Copy all lines below exactly as written. Leave pictures out.

(begin)

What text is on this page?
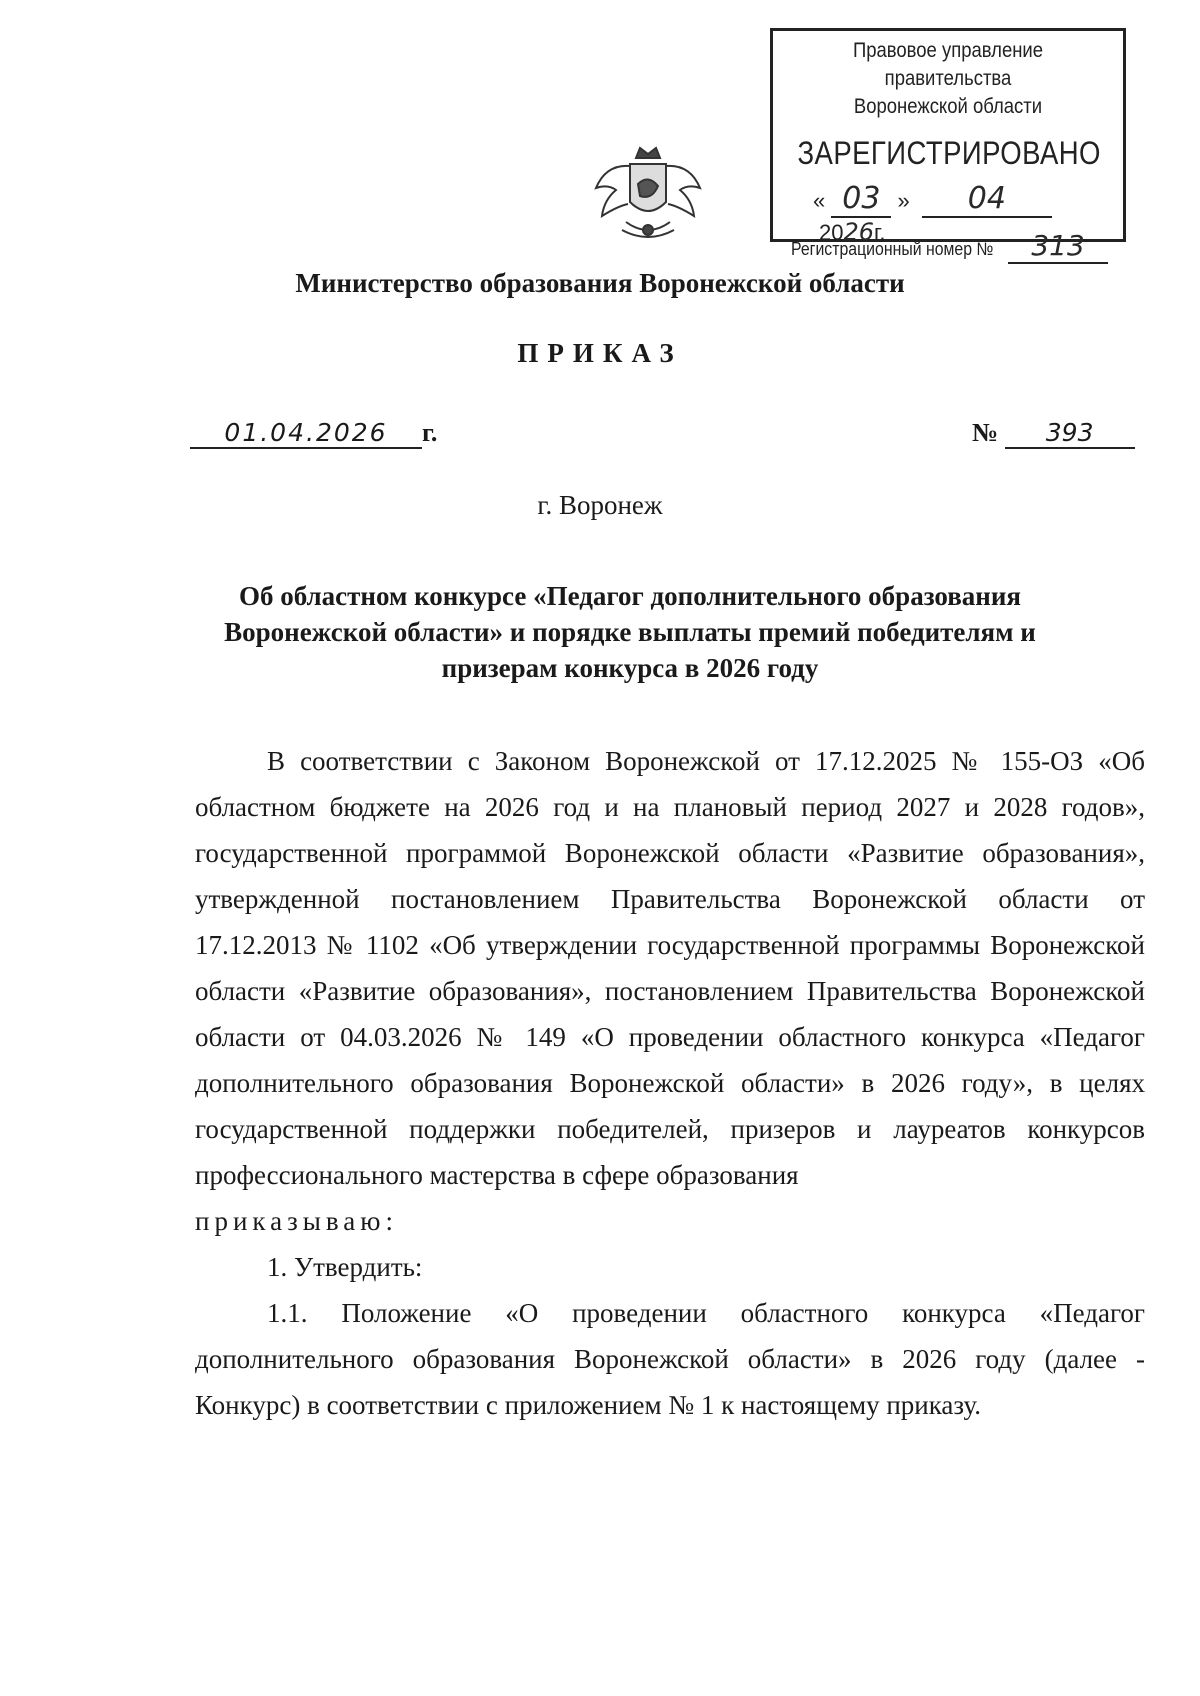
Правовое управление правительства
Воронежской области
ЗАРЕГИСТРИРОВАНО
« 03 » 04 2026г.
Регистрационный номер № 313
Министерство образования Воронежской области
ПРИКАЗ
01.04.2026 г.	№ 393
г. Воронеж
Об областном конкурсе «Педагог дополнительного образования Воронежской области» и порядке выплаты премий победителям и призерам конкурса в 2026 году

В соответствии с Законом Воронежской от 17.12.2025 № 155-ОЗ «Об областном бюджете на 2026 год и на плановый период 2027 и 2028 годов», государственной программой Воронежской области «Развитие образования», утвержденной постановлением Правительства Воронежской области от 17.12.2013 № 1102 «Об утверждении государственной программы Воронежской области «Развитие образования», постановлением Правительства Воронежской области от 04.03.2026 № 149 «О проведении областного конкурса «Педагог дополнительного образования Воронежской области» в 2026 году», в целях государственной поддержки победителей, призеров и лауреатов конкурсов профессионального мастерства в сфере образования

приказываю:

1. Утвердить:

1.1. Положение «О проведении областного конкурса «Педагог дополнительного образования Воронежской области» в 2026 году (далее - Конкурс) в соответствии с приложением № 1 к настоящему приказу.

(end)

◆ **ANSWER FOR THE TASK**:
What text is on this page?
Правовое управление правительства
Воронежской области
ЗАРЕГИСТРИРОВАНО
« 03 » 04 2026г.
Регистрационный номер № 313
Министерство образования Воронежской области
ПРИКАЗ
01.04.2026 г.	№ 393
г. Воронеж
Об областном конкурсе «Педагог дополнительного образования Воронежской области» и порядке выплаты премий победителям и призерам конкурса в 2026 году

В соответствии с Законом Воронежской от 17.12.2025 № 155-ОЗ «Об областном бюджете на 2026 год и на плановый период 2027 и 2028 годов», государственной программой Воронежской области «Развитие образования», утвержденной постановлением Правительства Воронежской области от 17.12.2013 № 1102 «Об утверждении государственной программы Воронежской области «Развитие образования», постановлением Правительства Воронежской области от 04.03.2026 № 149 «О проведении областного конкурса «Педагог дополнительного образования Воронежской области» в 2026 году», в целях государственной поддержки победителей, призеров и лауреатов конкурсов профессионального мастерства в сфере образования

приказываю:

1. Утвердить:

1.1. Положение «О проведении областного конкурса «Педагог дополнительного образования Воронежской области» в 2026 году (далее - Конкурс) в соответствии с приложением № 1 к настоящему приказу.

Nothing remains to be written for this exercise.